#### [Exercise instructions]
Retype all the records with nothing changed.
* Start Material supplied *
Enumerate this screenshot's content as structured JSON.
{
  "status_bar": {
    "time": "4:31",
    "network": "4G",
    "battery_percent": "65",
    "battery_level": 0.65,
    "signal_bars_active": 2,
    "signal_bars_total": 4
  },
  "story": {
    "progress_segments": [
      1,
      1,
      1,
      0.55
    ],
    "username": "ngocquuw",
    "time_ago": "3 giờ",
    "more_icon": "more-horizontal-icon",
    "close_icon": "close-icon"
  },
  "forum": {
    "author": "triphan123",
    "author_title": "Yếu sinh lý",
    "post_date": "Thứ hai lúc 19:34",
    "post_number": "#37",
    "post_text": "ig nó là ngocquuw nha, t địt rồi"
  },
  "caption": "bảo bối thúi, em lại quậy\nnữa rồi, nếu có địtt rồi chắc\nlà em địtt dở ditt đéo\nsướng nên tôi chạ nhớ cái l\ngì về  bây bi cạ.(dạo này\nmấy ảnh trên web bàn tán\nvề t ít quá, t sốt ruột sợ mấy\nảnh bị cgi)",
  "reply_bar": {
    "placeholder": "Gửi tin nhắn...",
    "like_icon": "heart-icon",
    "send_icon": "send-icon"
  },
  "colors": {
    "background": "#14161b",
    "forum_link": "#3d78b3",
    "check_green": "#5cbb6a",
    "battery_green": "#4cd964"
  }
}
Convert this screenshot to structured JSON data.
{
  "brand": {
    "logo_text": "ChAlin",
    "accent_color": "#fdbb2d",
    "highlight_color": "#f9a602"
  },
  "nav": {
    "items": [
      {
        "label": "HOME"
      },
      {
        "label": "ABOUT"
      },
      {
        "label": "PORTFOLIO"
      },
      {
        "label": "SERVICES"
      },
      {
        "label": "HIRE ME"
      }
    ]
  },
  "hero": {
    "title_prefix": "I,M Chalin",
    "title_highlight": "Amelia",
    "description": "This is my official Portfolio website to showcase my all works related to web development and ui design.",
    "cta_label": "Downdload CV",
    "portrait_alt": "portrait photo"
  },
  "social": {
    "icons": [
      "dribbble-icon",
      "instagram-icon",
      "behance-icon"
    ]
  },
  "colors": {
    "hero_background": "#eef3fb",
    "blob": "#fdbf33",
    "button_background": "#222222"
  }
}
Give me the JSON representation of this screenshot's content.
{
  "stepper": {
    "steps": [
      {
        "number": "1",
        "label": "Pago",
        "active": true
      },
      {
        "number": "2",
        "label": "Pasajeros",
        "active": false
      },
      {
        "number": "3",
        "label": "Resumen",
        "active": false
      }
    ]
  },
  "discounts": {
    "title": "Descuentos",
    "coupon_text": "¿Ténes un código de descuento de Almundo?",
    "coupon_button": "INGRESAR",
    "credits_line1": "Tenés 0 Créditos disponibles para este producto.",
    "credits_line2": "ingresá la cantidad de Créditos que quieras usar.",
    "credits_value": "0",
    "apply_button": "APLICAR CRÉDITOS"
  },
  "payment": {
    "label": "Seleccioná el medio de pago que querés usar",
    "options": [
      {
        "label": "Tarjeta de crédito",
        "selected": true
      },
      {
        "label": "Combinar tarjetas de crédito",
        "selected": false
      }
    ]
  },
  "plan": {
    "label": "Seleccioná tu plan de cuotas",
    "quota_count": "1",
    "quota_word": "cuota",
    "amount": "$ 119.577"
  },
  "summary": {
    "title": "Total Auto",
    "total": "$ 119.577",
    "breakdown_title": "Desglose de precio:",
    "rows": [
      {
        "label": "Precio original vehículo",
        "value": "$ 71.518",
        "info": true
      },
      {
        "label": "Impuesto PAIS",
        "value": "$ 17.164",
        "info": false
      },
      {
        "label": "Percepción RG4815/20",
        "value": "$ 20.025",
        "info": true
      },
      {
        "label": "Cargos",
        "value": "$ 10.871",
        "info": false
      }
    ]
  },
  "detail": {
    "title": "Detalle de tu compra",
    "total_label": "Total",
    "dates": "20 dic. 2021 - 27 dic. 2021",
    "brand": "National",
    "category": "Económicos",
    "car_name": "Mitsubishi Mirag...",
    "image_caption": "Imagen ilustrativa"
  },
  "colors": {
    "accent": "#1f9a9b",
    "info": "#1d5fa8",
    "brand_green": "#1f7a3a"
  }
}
* End Material supplied *
#### [Output for this exercise]
Enumerate this screenshot's content as structured JSON.
{
  "status_bar": {
    "time": "4:31",
    "network": "4G",
    "battery_percent": "65",
    "battery_level": 0.65,
    "signal_bars_active": 2,
    "signal_bars_total": 4
  },
  "story": {
    "progress_segments": [
      1,
      1,
      1,
      0.55
    ],
    "username": "ngocquuw",
    "time_ago": "3 giờ",
    "more_icon": "more-horizontal-icon",
    "close_icon": "close-icon"
  },
  "forum": {
    "author": "triphan123",
    "author_title": "Yếu sinh lý",
    "post_date": "Thứ hai lúc 19:34",
    "post_number": "#37",
    "post_text": "ig nó là ngocquuw nha, t địt rồi"
  },
  "caption": "bảo bối thúi, em lại quậy\nnữa rồi, nếu có địtt rồi chắc\nlà em địtt dở ditt đéo\nsướng nên tôi chạ nhớ cái l\ngì về  bây bi cạ.(dạo này\nmấy ảnh trên web bàn tán\nvề t ít quá, t sốt ruột sợ mấy\nảnh bị cgi)",
  "reply_bar": {
    "placeholder": "Gửi tin nhắn...",
    "like_icon": "heart-icon",
    "send_icon": "send-icon"
  },
  "colors": {
    "background": "#14161b",
    "forum_link": "#3d78b3",
    "check_green": "#5cbb6a",
    "battery_green": "#4cd964"
  }
}
Convert this screenshot to structured JSON data.
{
  "brand": {
    "logo_text": "ChAlin",
    "accent_color": "#fdbb2d",
    "highlight_color": "#f9a602"
  },
  "nav": {
    "items": [
      {
        "label": "HOME"
      },
      {
        "label": "ABOUT"
      },
      {
        "label": "PORTFOLIO"
      },
      {
        "label": "SERVICES"
      },
      {
        "label": "HIRE ME"
      }
    ]
  },
  "hero": {
    "title_prefix": "I,M Chalin",
    "title_highlight": "Amelia",
    "description": "This is my official Portfolio website to showcase my all works related to web development and ui design.",
    "cta_label": "Downdload CV",
    "portrait_alt": "portrait photo"
  },
  "social": {
    "icons": [
      "dribbble-icon",
      "instagram-icon",
      "behance-icon"
    ]
  },
  "colors": {
    "hero_background": "#eef3fb",
    "blob": "#fdbf33",
    "button_background": "#222222"
  }
}
Give me the JSON representation of this screenshot's content.
{
  "stepper": {
    "steps": [
      {
        "number": "1",
        "label": "Pago",
        "active": true
      },
      {
        "number": "2",
        "label": "Pasajeros",
        "active": false
      },
      {
        "number": "3",
        "label": "Resumen",
        "active": false
      }
    ]
  },
  "discounts": {
    "title": "Descuentos",
    "coupon_text": "¿Ténes un código de descuento de Almundo?",
    "coupon_button": "INGRESAR",
    "credits_line1": "Tenés 0 Créditos disponibles para este producto.",
    "credits_line2": "ingresá la cantidad de Créditos que quieras usar.",
    "credits_value": "0",
    "apply_button": "APLICAR CRÉDITOS"
  },
  "payment": {
    "label": "Seleccioná el medio de pago que querés usar",
    "options": [
      {
        "label": "Tarjeta de crédito",
        "selected": true
      },
      {
        "label": "Combinar tarjetas de crédito",
        "selected": false
      }
    ]
  },
  "plan": {
    "label": "Seleccioná tu plan de cuotas",
    "quota_count": "1",
    "quota_word": "cuota",
    "amount": "$ 119.577"
  },
  "summary": {
    "title": "Total Auto",
    "total": "$ 119.577",
    "breakdown_title": "Desglose de precio:",
    "rows": [
      {
        "label": "Precio original vehículo",
        "value": "$ 71.518",
        "info": true
      },
      {
        "label": "Impuesto PAIS",
        "value": "$ 17.164",
        "info": false
      },
      {
        "label": "Percepción RG4815/20",
        "value": "$ 20.025",
        "info": true
      },
      {
        "label": "Cargos",
        "value": "$ 10.871",
        "info": false
      }
    ]
  },
  "detail": {
    "title": "Detalle de tu compra",
    "total_label": "Total",
    "dates": "20 dic. 2021 - 27 dic. 2021",
    "brand": "National",
    "category": "Económicos",
    "car_name": "Mitsubishi Mirag...",
    "image_caption": "Imagen ilustrativa"
  },
  "colors": {
    "accent": "#1f9a9b",
    "info": "#1d5fa8",
    "brand_green": "#1f7a3a"
  }
}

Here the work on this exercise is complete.